Task instructions —
Report every line in the listing below where the string "generated" shows up.

%%

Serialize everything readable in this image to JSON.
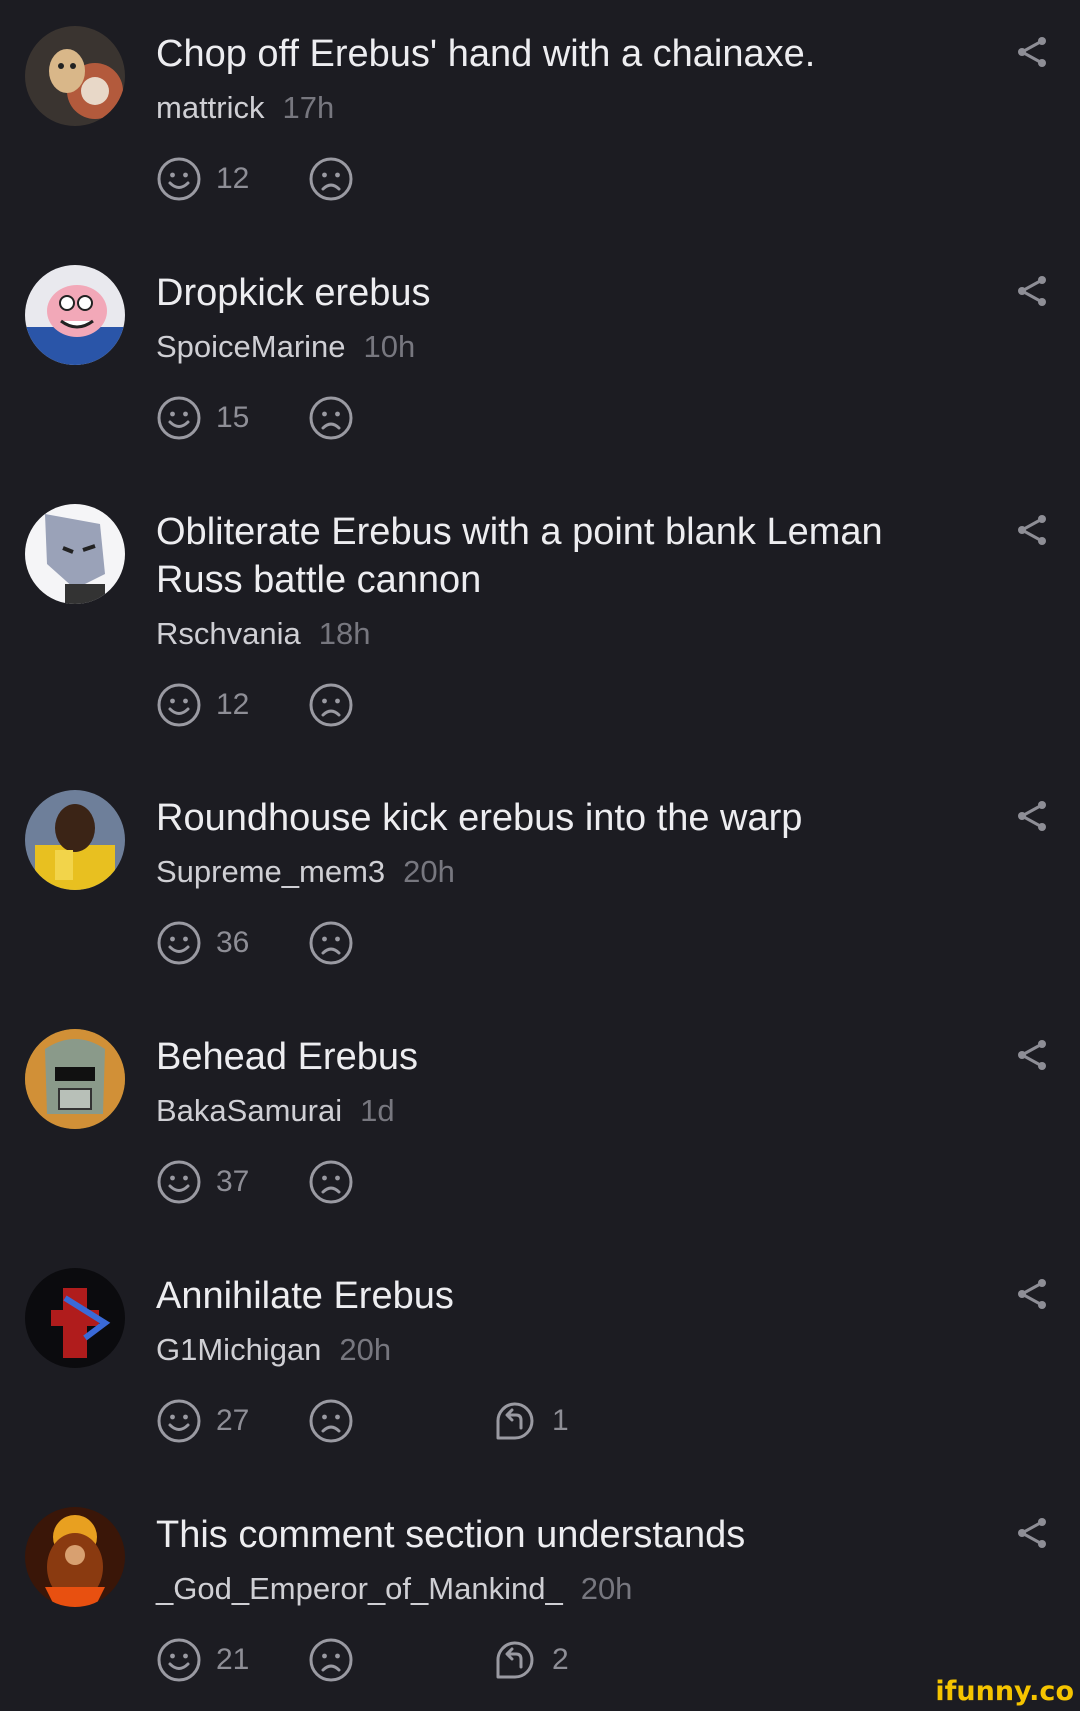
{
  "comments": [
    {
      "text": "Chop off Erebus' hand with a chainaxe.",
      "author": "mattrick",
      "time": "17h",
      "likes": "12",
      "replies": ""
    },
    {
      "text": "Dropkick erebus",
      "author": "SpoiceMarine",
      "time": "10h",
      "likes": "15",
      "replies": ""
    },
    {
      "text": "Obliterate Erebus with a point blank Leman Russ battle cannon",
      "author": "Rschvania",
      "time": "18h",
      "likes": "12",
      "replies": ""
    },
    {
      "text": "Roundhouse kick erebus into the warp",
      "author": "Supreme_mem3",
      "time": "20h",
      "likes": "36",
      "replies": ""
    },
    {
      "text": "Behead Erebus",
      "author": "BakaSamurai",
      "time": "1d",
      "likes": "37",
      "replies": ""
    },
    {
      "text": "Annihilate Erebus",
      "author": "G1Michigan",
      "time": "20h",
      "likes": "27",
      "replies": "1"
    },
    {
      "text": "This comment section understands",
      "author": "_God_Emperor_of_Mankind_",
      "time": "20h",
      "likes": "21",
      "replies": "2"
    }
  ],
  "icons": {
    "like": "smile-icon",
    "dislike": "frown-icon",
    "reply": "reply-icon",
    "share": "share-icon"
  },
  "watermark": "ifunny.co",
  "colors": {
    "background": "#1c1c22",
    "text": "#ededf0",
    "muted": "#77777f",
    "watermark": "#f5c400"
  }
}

%%
%%

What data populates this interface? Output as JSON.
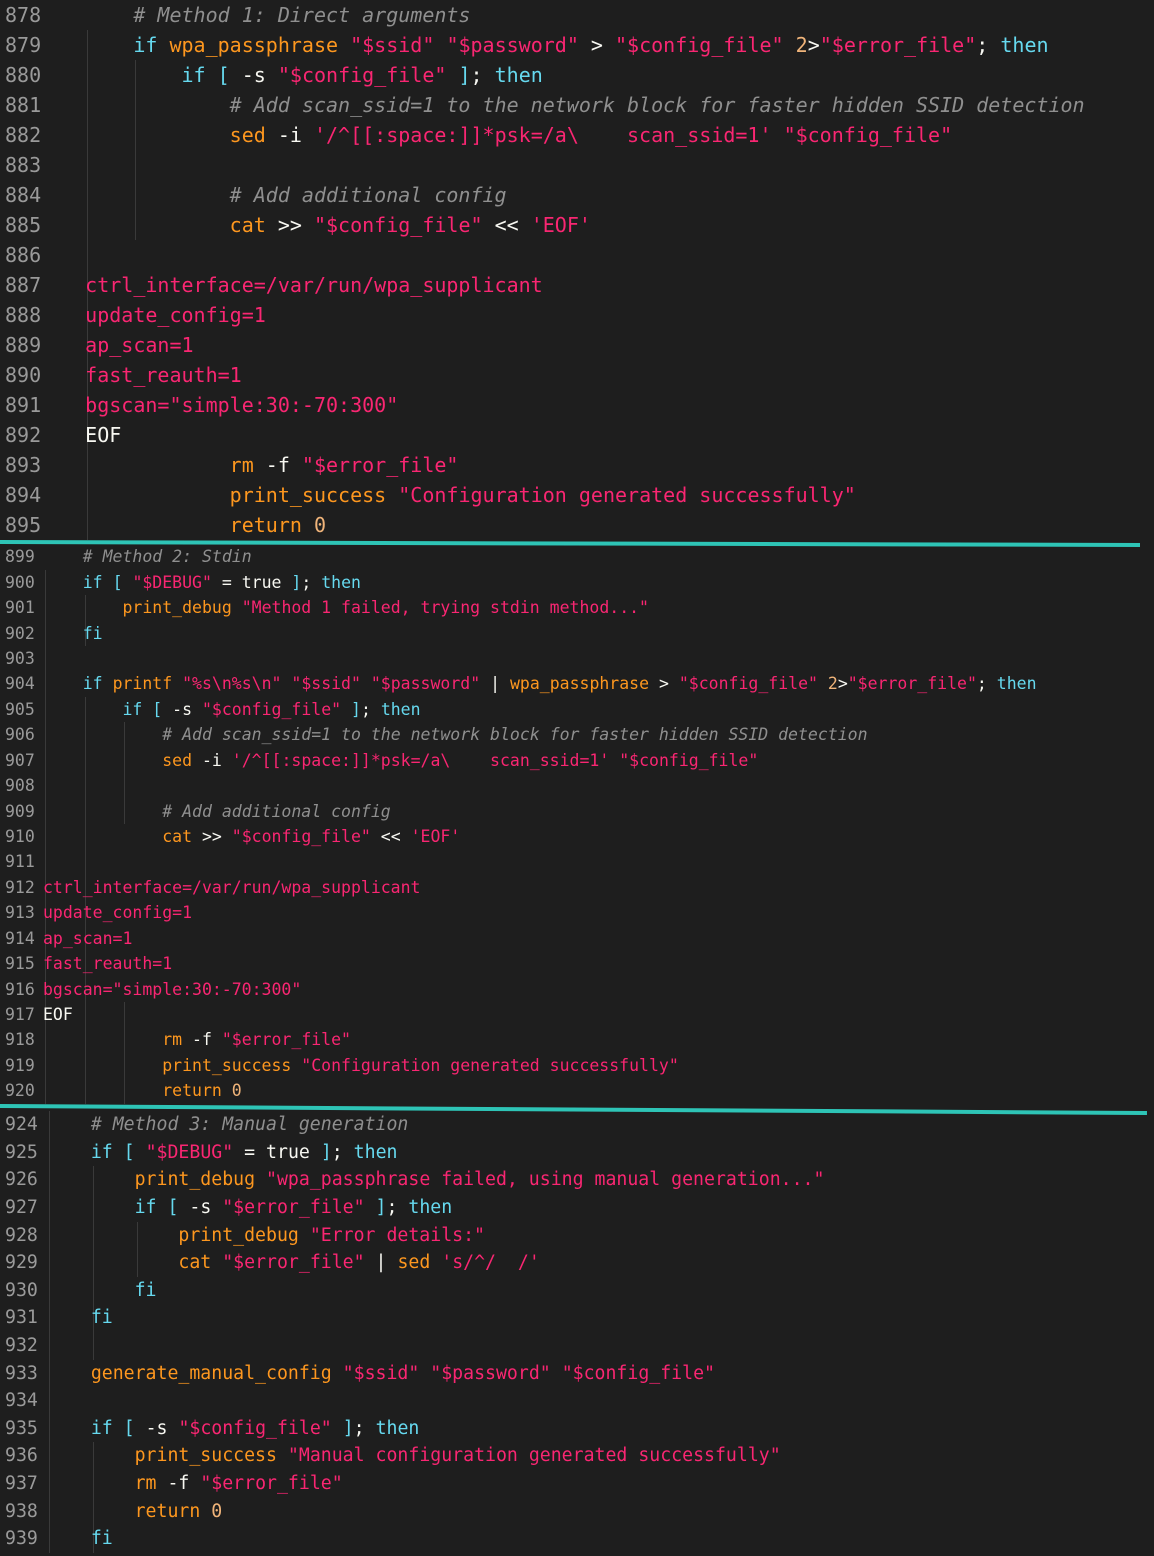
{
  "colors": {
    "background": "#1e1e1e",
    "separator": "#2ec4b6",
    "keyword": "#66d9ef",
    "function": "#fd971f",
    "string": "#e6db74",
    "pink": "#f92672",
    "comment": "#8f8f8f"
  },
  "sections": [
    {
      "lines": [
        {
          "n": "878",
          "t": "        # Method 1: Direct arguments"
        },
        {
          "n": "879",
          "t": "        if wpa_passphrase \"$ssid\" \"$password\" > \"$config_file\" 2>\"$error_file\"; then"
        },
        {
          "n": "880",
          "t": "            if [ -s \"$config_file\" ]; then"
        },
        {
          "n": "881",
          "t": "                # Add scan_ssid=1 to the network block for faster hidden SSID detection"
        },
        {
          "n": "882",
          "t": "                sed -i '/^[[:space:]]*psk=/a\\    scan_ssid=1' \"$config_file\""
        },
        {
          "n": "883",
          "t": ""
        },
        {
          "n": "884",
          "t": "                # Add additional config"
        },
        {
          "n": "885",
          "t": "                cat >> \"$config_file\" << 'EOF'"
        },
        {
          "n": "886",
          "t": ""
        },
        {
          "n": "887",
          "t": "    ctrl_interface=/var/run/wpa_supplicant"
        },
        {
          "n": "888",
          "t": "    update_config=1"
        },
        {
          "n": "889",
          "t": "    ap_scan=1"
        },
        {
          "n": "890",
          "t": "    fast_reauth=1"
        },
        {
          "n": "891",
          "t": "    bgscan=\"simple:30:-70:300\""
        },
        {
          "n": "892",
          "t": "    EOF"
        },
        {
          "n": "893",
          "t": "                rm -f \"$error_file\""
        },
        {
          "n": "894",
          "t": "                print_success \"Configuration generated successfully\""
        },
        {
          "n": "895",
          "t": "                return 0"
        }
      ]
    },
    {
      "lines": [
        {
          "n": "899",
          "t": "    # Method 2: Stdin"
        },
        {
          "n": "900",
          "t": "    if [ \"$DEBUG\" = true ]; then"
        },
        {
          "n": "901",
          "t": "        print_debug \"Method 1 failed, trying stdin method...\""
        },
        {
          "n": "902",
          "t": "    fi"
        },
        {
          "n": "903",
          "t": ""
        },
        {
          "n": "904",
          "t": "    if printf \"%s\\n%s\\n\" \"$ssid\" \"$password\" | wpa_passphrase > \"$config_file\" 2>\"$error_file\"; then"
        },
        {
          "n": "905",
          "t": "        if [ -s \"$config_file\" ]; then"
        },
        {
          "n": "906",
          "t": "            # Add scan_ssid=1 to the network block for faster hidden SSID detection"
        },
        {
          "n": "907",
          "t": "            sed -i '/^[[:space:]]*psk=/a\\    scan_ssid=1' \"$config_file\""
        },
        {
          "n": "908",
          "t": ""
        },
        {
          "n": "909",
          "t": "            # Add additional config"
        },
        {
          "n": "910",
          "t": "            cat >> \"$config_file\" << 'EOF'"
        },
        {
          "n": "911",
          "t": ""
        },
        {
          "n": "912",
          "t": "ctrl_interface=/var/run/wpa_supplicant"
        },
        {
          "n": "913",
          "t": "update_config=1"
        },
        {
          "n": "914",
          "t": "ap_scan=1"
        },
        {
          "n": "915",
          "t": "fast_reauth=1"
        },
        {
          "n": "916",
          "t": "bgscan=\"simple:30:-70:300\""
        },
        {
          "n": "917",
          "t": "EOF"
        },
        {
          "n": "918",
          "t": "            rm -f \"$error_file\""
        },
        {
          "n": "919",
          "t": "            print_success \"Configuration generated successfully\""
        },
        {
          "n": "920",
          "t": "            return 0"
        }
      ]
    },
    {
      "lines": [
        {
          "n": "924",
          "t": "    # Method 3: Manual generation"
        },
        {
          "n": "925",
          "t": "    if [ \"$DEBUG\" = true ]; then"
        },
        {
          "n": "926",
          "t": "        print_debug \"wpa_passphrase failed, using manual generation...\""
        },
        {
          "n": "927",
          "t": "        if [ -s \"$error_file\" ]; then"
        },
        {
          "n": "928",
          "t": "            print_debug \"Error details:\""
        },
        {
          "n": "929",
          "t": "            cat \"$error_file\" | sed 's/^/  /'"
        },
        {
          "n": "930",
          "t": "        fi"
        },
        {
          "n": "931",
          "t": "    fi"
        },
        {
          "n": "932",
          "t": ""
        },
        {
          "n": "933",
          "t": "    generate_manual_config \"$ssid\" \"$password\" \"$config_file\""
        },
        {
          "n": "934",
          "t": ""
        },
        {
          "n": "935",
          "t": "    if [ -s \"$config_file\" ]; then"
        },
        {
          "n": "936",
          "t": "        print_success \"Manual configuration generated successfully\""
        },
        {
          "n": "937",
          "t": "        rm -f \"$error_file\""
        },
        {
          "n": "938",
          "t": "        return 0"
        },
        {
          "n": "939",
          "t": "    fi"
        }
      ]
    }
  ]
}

%%

Solution below —
          "t": "                print_success \"Configuration generated successfully\""
          "t": "            print_success \"Configuration generated successfully\""
          "t": "        print_success \"Manual configuration generated successfully\""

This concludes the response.